[WHAT YOU WILL DO]
Read the lines that follow and pick out every one containing the word "Treasurer".

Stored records
# # # #

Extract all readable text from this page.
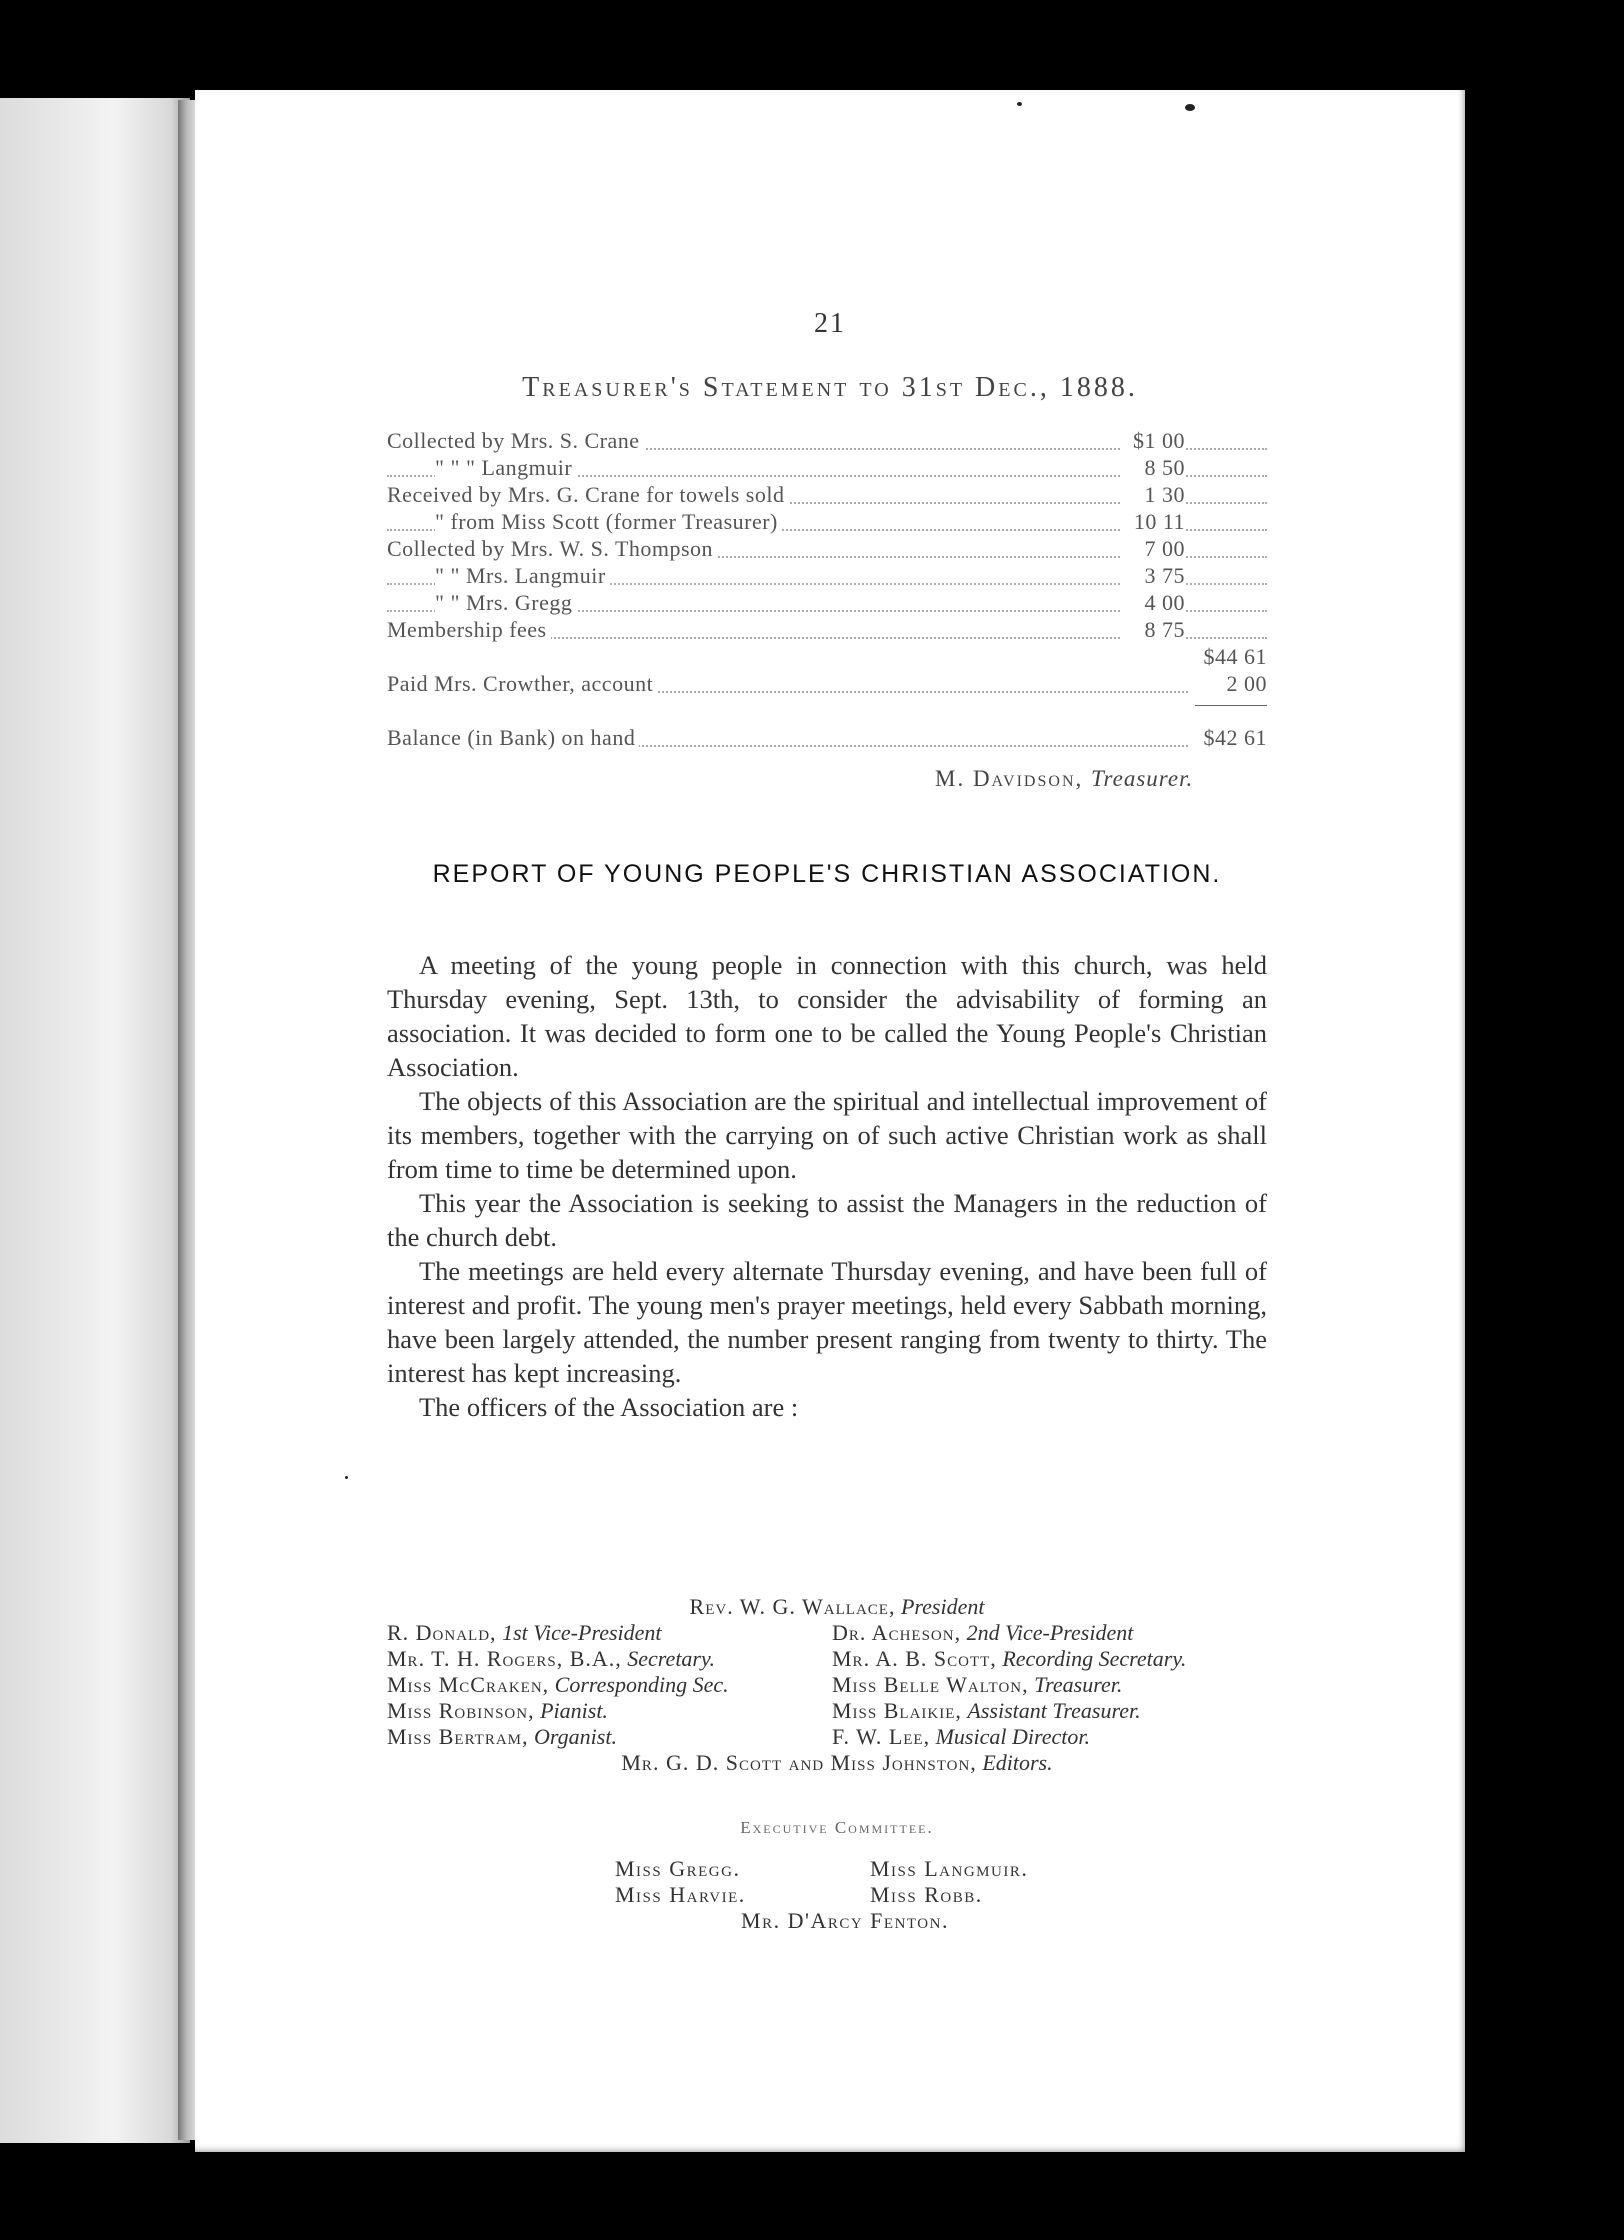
21
Treasurer's Statement to 31st Dec., 1888.
Collected by Mrs. S. Crane	$1 00
" " " Langmuir	8 50
Received by Mrs. G. Crane for towels sold	1 30
" from Miss Scott (former Treasurer)	10 11
Collected by Mrs. W. S. Thompson	7 00
" " Mrs. Langmuir	3 75
" " Mrs. Gregg	4 00
Membership fees	8 75
$44 61
Paid Mrs. Crowther, account	2 00
Balance (in Bank) on hand	$42 61
M. Davidson, Treasurer.
REPORT OF YOUNG PEOPLE'S CHRISTIAN ASSOCIATION.

A meeting of the young people in connection with this church, was held Thursday evening, Sept. 13th, to consider the advisability of forming an association. It was decided to form one to be called the Young People's Christian Association.

The objects of this Association are the spiritual and intellectual improvement of its members, together with the carrying on of such active Christian work as shall from time to time be determined upon.

This year the Association is seeking to assist the Managers in the reduction of the church debt.

The meetings are held every alternate Thursday evening, and have been full of interest and profit. The young men's prayer meetings, held every Sabbath morning, have been largely attended, the number present ranging from twenty to thirty. The interest has kept increasing.

The officers of the Association are :

Rev. W. G. Wallace, President
R. Donald, 1st Vice-President	Dr. Acheson, 2nd Vice-President
Mr. T. H. Rogers, B.A., Secretary.	Mr. A. B. Scott, Recording Secretary.
Miss McCraken, Corresponding Sec.	Miss Belle Walton, Treasurer.
Miss Robinson, Pianist.	Miss Blaikie, Assistant Treasurer.
Miss Bertram, Organist.	F. W. Lee, Musical Director.
Mr. G. D. Scott and Miss Johnston, Editors.
Executive Committee.
Miss Gregg.	Miss Langmuir.
Miss Harvie.	Miss Robb.
Mr. D'Arcy Fenton.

# # # #

[RIGHT ANSWER]
Treasurer's Statement to 31st Dec., 1888.
" from Miss Scott (former Treasurer)	10 11
M. Davidson, Treasurer.
Miss McCraken, Corresponding Sec.	Miss Belle Walton, Treasurer.
Miss Robinson, Pianist.	Miss Blaikie, Assistant Treasurer.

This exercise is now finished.